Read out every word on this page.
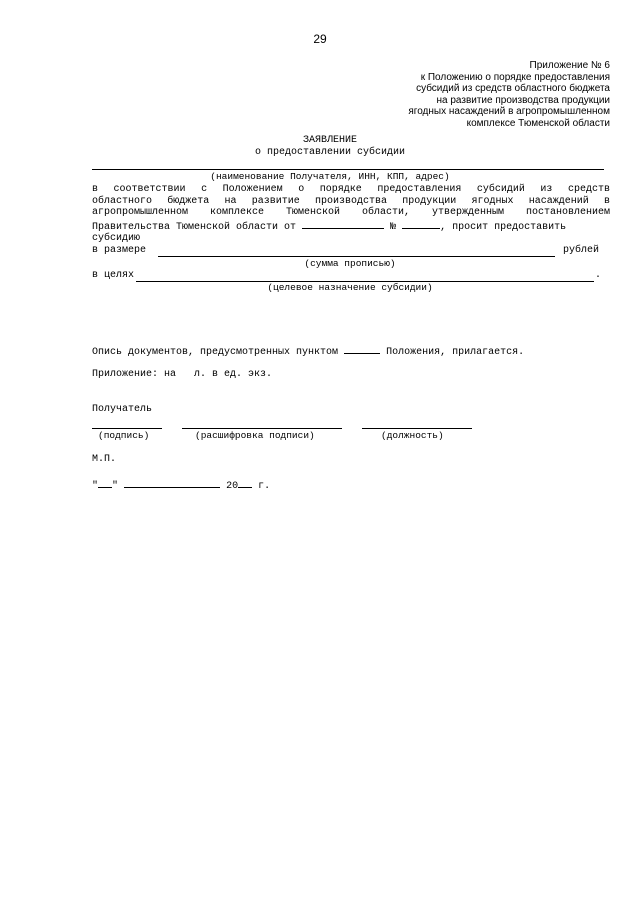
29
Приложение № 6
к Положению о порядке предоставления
субсидий из средств областного бюджета
на развитие производства продукции
ягодных насаждений в агропромышленном
комплексе Тюменской области
ЗАЯВЛЕНИЕ
о предоставлении субсидии
(наименование Получателя, ИНН, КПП, адрес)
в соответствии с Положением о порядке предоставления субсидий из средств
областного бюджета на развитие производства продукции ягодных насаждений в
агропромышленном комплексе Тюменской области, утвержденным постановлением
Правительства Тюменской области от	№	, просит предоставить
субсидию
в размере	рублей
(сумма прописью)
в целях	.
(целевое назначение субсидии)
Опись документов, предусмотренных пунктом	Положения, прилагается.
Приложение: на   л. в ед. экз.
Получатель
(подпись)	(расшифровка подписи)	(должность)
М.П.
" "	20 г.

***

TASK STATEMENT: Each record should be quoted exactly, with the images omitted.

EXERCISE ANSWER:
Read out every word on this page.
29
Приложение № 6
к Положению о порядке предоставления
субсидий из средств областного бюджета
на развитие производства продукции
ягодных насаждений в агропромышленном
комплексе Тюменской области
ЗАЯВЛЕНИЕ
о предоставлении субсидии
(наименование Получателя, ИНН, КПП, адрес)
в соответствии с Положением о порядке предоставления субсидий из средств
областного бюджета на развитие производства продукции ягодных насаждений в
агропромышленном комплексе Тюменской области, утвержденным постановлением
Правительства Тюменской области от	№	, просит предоставить
субсидию
в размере	рублей
(сумма прописью)
в целях	.
(целевое назначение субсидии)
Опись документов, предусмотренных пунктом	Положения, прилагается.
Приложение: на   л. в ед. экз.
Получатель
(подпись)	(расшифровка подписи)	(должность)
М.П.
" "	20 г.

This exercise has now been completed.